**Set tasks**
1. Copy the passage of the Cython extension types page word for word, from "Normal Python classes can" up to and including "pure Python code.".
2. Pick up the text on Cython extension types right after its final sentence and keep writing it.

Extension types (aka. cdef classes)

To support object-oriented programming, Cython supports writing normal Python classes exactly as in Python:

class MathFunction(object):
    def __init__(self, name, operator):
        self.name = name
        self.operator = operator

    def __call__(self, *operands):
        return self.operator(*operands)

Based on what Python calls a “built-in type”, however, Cython supports a second kind of class: extension types, sometimes referred to as “cdef classes” due to the keywords used for their declaration. They are somewhat restricted compared to Python classes, but are generally more memory efficient and faster than generic Python classes. The main difference is that they use a C struct to store their fields and methods instead of a Python dict. This allows them to store arbitrary C types in their fields without requiring a Python wrapper for them, and to access fields and methods directly at the C level without passing through a Python dictionary lookup.

Normal Python classes can inherit from cdef classes, but not the other way around. Cython requires to know the complete inheritance hierarchy in order to lay out their C structs, and restricts it to single inheritance. Normal Python classes, on the other hand, can inherit from any number of Python classes and extension types, both in Cython code and pure Python code.

**Given data**
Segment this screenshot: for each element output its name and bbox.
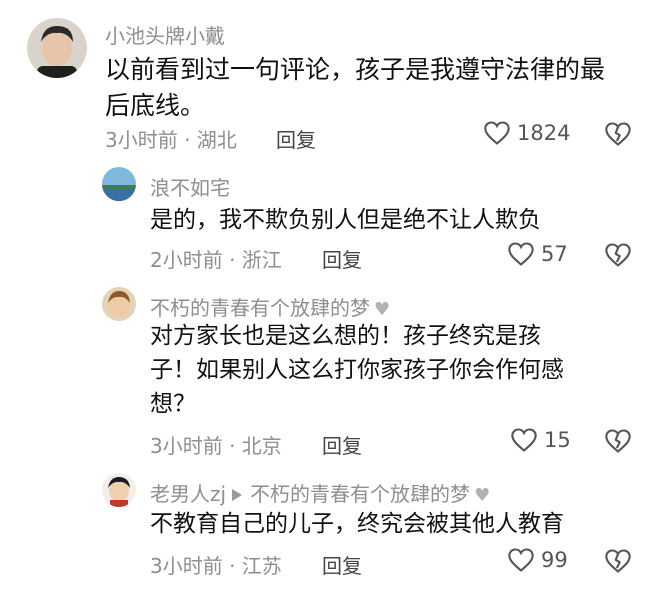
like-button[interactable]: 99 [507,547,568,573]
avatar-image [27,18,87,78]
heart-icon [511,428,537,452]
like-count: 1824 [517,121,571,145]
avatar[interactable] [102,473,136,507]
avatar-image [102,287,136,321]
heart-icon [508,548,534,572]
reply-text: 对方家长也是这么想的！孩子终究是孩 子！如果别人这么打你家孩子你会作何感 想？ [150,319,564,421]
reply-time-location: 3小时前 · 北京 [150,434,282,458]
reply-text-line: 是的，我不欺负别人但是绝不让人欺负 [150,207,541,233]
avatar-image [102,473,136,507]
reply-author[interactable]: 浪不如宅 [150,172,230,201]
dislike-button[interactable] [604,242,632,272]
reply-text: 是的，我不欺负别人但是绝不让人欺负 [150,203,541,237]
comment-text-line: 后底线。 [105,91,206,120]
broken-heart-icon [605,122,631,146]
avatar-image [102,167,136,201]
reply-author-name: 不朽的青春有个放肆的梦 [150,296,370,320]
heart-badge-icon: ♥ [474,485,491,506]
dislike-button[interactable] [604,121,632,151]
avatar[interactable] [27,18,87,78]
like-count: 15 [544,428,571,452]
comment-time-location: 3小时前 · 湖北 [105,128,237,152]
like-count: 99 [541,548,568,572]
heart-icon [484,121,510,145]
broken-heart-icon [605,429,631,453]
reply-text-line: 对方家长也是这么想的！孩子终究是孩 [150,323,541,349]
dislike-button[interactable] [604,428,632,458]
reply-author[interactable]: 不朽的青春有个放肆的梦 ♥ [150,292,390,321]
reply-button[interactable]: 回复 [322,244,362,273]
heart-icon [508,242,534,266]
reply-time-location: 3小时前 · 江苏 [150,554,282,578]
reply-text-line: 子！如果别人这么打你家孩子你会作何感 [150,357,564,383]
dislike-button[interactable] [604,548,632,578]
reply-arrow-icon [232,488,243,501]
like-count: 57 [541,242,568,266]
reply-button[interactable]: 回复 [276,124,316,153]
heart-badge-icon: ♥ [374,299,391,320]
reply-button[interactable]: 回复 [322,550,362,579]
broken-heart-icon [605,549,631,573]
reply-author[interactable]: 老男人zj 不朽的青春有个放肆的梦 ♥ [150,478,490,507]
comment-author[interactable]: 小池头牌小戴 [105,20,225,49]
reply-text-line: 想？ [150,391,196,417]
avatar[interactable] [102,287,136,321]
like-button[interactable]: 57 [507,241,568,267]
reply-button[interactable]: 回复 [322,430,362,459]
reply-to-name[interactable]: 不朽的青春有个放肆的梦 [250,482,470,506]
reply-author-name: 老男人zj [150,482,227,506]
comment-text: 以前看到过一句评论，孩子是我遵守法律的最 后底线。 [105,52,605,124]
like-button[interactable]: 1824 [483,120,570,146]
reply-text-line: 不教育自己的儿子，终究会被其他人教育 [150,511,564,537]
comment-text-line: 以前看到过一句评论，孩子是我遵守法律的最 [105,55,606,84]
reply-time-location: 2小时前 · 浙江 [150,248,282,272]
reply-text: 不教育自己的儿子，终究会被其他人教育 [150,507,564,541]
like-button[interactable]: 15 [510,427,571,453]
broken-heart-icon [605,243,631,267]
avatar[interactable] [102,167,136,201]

**Written responses**
1.
Normal Python classes can inherit from cdef classes, but not the other way around. Cython requires to know the complete inheritance hierarchy in order to lay out their C structs, and restricts it to single inheritance. Normal Python classes, on the other hand, can inherit from any number of Python classes and extension types, both in Cython code and pure Python code.

2.
So far our integration example has not been very useful as it only integrates a single hard-coded function. In order to remedy this, with hardly sacrificing speed, we will use a cdef class to represent a function on floating point numbers:

cdef class Function:
    cpdef double evaluate(self, double x) except *:
        return 0

The directive cpdef makes two versions of the method available; one fast for use from Cython and one slower for use from Python. Then:

from libc.math cimport sin

cdef class Function:
    cpdef double evaluate(self, double x) except *:
        return 0

cdef class SinOfSquareFunction(Function):
    cpdef double evaluate(self, double x) except *:
        return sin(x ** 2)

This does slightly more than providing a python wrapper for a cdef method: unlike a cdef method, a cpdef method is fully overridable by methods and instance attributes in Python subclasses. It adds a little calling overhead compared to a cdef method.

To make the class definitions visible to other modules, and thus allow for efficient C-level usage and inheritance outside of the module that implements them, we define them in a sin_of_square.pxd file:

cdef class Function:
    cpdef double evaluate(self, double x) except *

cdef class SinOfSquareFunction(Function):
    cpdef double evaluate(self, double x) except *

Using this, we can now change our integration example:

from sin_of_square cimport Function, SinOfSquareFunction

def integrate(Function f, double a, double b, int N):
    cdef int i
    cdef double s, dx
    if f is None:
        raise ValueError("f cannot be None")
    s = 0
    dx = (b - a) / N
    for i in range(N):
        s += f.evaluate(a + i * dx)
    return s * dx

print(integrate(SinOfSquareFunction(), 0, 1, 10000))

This is almost as fast as the previous code, however it is much more flexible as the function to integrate can be changed. We can even pass in a new function defined in Python-space:

>>> import integrate
>>> class MyPolynomial(integrate.Function):
...     def evaluate(self, x):
...         return 2*x*x + 3*x - 10
...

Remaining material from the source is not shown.